Material provided:
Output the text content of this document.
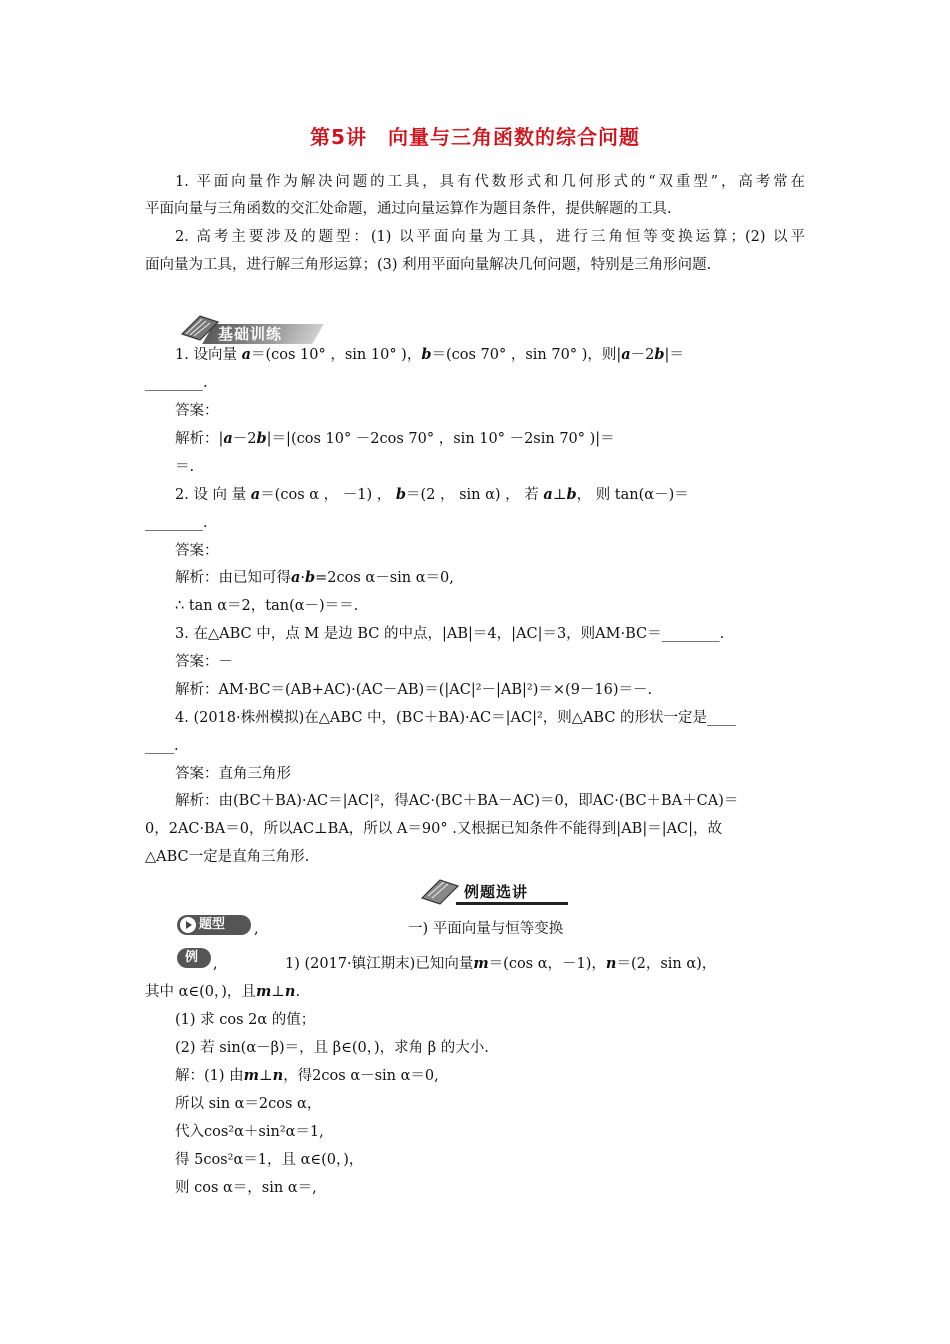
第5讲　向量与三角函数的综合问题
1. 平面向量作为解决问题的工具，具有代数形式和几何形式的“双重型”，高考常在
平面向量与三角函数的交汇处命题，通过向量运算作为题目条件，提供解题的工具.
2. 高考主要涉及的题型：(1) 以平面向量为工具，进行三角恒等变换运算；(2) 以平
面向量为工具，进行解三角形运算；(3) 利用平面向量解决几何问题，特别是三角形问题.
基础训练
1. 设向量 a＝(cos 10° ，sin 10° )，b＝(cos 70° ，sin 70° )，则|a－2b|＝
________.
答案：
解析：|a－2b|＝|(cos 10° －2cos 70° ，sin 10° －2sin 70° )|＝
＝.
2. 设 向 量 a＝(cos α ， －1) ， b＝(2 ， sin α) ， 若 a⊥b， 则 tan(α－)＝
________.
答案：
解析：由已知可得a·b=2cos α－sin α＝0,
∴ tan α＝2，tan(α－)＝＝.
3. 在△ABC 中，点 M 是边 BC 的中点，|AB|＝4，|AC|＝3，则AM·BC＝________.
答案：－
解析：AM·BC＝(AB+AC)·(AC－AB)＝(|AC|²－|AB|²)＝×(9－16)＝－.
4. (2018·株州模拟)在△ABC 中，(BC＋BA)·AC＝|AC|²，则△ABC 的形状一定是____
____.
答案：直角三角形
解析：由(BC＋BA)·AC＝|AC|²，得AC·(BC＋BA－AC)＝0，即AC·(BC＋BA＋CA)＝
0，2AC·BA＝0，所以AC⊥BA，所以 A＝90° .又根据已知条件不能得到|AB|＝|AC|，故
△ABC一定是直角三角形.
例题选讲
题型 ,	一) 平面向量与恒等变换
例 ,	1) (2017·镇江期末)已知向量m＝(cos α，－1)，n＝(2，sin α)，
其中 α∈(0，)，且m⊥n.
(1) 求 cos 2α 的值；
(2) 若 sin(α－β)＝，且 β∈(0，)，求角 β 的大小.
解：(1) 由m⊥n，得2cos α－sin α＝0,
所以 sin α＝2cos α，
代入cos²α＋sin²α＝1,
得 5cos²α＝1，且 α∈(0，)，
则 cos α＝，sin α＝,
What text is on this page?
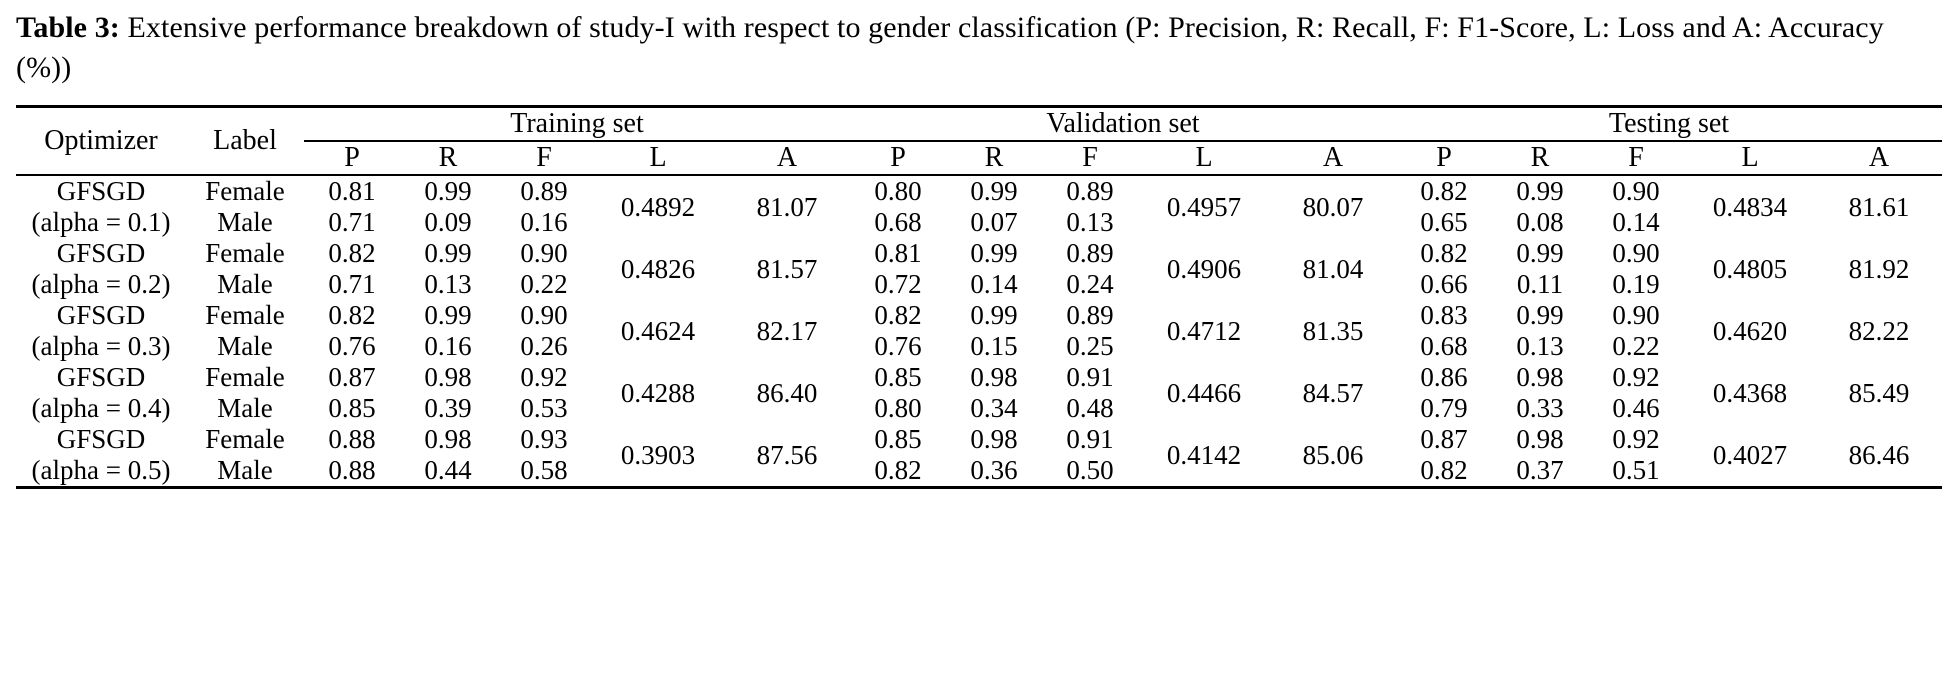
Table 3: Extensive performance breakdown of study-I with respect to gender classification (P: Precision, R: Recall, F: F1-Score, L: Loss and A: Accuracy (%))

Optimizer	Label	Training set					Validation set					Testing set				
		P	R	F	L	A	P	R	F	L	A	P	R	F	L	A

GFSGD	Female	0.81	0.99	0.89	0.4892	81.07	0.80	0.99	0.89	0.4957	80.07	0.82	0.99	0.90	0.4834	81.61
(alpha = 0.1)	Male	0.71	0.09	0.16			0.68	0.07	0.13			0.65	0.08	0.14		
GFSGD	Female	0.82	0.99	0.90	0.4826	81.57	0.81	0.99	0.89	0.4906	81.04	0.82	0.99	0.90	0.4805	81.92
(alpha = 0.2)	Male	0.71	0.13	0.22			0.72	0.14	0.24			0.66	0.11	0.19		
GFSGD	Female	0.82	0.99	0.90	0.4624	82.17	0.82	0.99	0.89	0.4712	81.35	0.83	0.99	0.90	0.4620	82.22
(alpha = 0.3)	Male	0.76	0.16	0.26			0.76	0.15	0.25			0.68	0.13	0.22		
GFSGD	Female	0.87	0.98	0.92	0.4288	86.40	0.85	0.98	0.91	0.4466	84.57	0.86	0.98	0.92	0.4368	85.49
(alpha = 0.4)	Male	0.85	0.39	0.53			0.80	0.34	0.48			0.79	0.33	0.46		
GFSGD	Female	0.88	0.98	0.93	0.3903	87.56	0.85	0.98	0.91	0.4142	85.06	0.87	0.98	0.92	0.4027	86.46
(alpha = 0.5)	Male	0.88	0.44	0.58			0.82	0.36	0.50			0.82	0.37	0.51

Set problem: Apart from the pictures, the entries above are to be repeated in full and exactly.

Exercise output:
Output the text content of this document.
第5讲　向量与三角函数的综合问题
1. 平面向量作为解决问题的工具，具有代数形式和几何形式的“双重型”，高考常在
平面向量与三角函数的交汇处命题，通过向量运算作为题目条件，提供解题的工具.
2. 高考主要涉及的题型：(1) 以平面向量为工具，进行三角恒等变换运算；(2) 以平
面向量为工具，进行解三角形运算；(3) 利用平面向量解决几何问题，特别是三角形问题.
基础训练
1. 设向量 a＝(cos 10° ，sin 10° )，b＝(cos 70° ，sin 70° )，则|a－2b|＝
________.
答案：
解析：|a－2b|＝|(cos 10° －2cos 70° ，sin 10° －2sin 70° )|＝
＝.
2. 设 向 量 a＝(cos α ， －1) ， b＝(2 ， sin α) ， 若 a⊥b， 则 tan(α－)＝
________.
答案：
解析：由已知可得a·b=2cos α－sin α＝0,
∴ tan α＝2，tan(α－)＝＝.
3. 在△ABC 中，点 M 是边 BC 的中点，|AB|＝4，|AC|＝3，则AM·BC＝________.
答案：－
解析：AM·BC＝(AB+AC)·(AC－AB)＝(|AC|²－|AB|²)＝×(9－16)＝－.
4. (2018·株州模拟)在△ABC 中，(BC＋BA)·AC＝|AC|²，则△ABC 的形状一定是____
____.
答案：直角三角形
解析：由(BC＋BA)·AC＝|AC|²，得AC·(BC＋BA－AC)＝0，即AC·(BC＋BA＋CA)＝
0，2AC·BA＝0，所以AC⊥BA，所以 A＝90° .又根据已知条件不能得到|AB|＝|AC|，故
△ABC一定是直角三角形.
例题选讲
题型 ,	一) 平面向量与恒等变换
例 ,	1) (2017·镇江期末)已知向量m＝(cos α，－1)，n＝(2，sin α)，
其中 α∈(0，)，且m⊥n.
(1) 求 cos 2α 的值；
(2) 若 sin(α－β)＝，且 β∈(0，)，求角 β 的大小.
解：(1) 由m⊥n，得2cos α－sin α＝0,
所以 sin α＝2cos α，
代入cos²α＋sin²α＝1,
得 5cos²α＝1，且 α∈(0，)，
则 cos α＝，sin α＝,
What text is on this page?
Table 3: Extensive performance breakdown of study-I with respect to gender classification (P: Precision, R: Recall, F: F1-Score, L: Loss and A: Accuracy (%))

Optimizer	Label	Training set					Validation set					Testing set				
		P	R	F	L	A	P	R	F	L	A	P	R	F	L	A

GFSGD	Female	0.81	0.99	0.89	0.4892	81.07	0.80	0.99	0.89	0.4957	80.07	0.82	0.99	0.90	0.4834	81.61
(alpha = 0.1)	Male	0.71	0.09	0.16			0.68	0.07	0.13			0.65	0.08	0.14		
GFSGD	Female	0.82	0.99	0.90	0.4826	81.57	0.81	0.99	0.89	0.4906	81.04	0.82	0.99	0.90	0.4805	81.92
(alpha = 0.2)	Male	0.71	0.13	0.22			0.72	0.14	0.24			0.66	0.11	0.19		
GFSGD	Female	0.82	0.99	0.90	0.4624	82.17	0.82	0.99	0.89	0.4712	81.35	0.83	0.99	0.90	0.4620	82.22
(alpha = 0.3)	Male	0.76	0.16	0.26			0.76	0.15	0.25			0.68	0.13	0.22		
GFSGD	Female	0.87	0.98	0.92	0.4288	86.40	0.85	0.98	0.91	0.4466	84.57	0.86	0.98	0.92	0.4368	85.49
(alpha = 0.4)	Male	0.85	0.39	0.53			0.80	0.34	0.48			0.79	0.33	0.46		
GFSGD	Female	0.88	0.98	0.93	0.3903	87.56	0.85	0.98	0.91	0.4142	85.06	0.87	0.98	0.92	0.4027	86.46
(alpha = 0.5)	Male	0.88	0.44	0.58			0.82	0.36	0.50			0.82	0.37	0.51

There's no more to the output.